Average Joe Finances:

That's awesome. Yeah, that's what a great story, man, and it's amazing that what having a child can do to change your motivation and change, the timeline of what you're trying to accomplish. It's amazing what that can do. I'm doing everything I'm doing right now because I've spent a career in the military, away from my family, and I'm at the point where as I'm getting ready to transition out, I want to be able to focus and have that time to give back, and give back to my family because they deserve that. Yeah, just phenomenal, man. So how'd you go from, starting a blog and writing for a blog to publishing a book? Not just any book, but a fantastic book about financial independence. How did you link up with Brad and Jonathan to put this together?

Document structure recognition data:
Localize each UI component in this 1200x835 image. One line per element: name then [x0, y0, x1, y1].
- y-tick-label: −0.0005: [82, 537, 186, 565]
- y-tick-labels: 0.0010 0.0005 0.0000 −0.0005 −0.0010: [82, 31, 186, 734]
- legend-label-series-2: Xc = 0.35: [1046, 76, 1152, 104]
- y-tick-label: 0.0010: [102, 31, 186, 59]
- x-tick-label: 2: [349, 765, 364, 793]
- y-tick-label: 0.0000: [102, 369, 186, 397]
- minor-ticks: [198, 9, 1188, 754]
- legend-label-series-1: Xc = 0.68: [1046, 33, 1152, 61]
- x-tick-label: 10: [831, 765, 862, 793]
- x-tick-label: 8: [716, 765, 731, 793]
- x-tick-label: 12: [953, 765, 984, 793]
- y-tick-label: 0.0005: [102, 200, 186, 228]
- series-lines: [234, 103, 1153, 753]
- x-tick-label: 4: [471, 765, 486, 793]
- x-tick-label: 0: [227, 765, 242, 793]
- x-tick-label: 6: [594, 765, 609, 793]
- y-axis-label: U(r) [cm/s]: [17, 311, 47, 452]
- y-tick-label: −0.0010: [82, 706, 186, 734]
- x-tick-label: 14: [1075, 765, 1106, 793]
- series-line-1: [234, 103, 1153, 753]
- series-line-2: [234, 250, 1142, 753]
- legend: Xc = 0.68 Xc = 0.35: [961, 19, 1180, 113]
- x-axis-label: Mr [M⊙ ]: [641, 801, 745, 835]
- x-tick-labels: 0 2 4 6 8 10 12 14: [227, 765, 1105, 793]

■ Exercise A ■
Rewrite the paragraph of the transcript that begins "That's awesome." more briefly, keeping its main facts.
■ Exercise B ■
Print everything in the transcript from "That's awesome. Yeah, that's" down to "put this together?", without any changes.
Use only the transcript to complete these tasks.

■ Task output A ■
Having a child can change a person's motivation and the timeline for their goals. The speaker has spent a military career away from family and, while preparing to transition out, wants time to focus on giving back to the family. The speaker then asks how the guest went from writing a blog to publishing a book on financial independence, and how the guest connected with Brad and Jonathan to create it.

■ Task output B ■
That's awesome. Yeah, that's what a great story, man, and it's amazing that what having a child can do to change your motivation and change, the timeline of what you're trying to accomplish. It's amazing what that can do. I'm doing everything I'm doing right now because I've spent a career in the military, away from my family, and I'm at the point where as I'm getting ready to transition out, I want to be able to focus and have that time to give back, and give back to my family because they deserve that. Yeah, just phenomenal, man. So how'd you go from, starting a blog and writing for a blog to publishing a book? Not just any book, but a fantastic book about financial independence. How did you link up with Brad and Jonathan to put this together?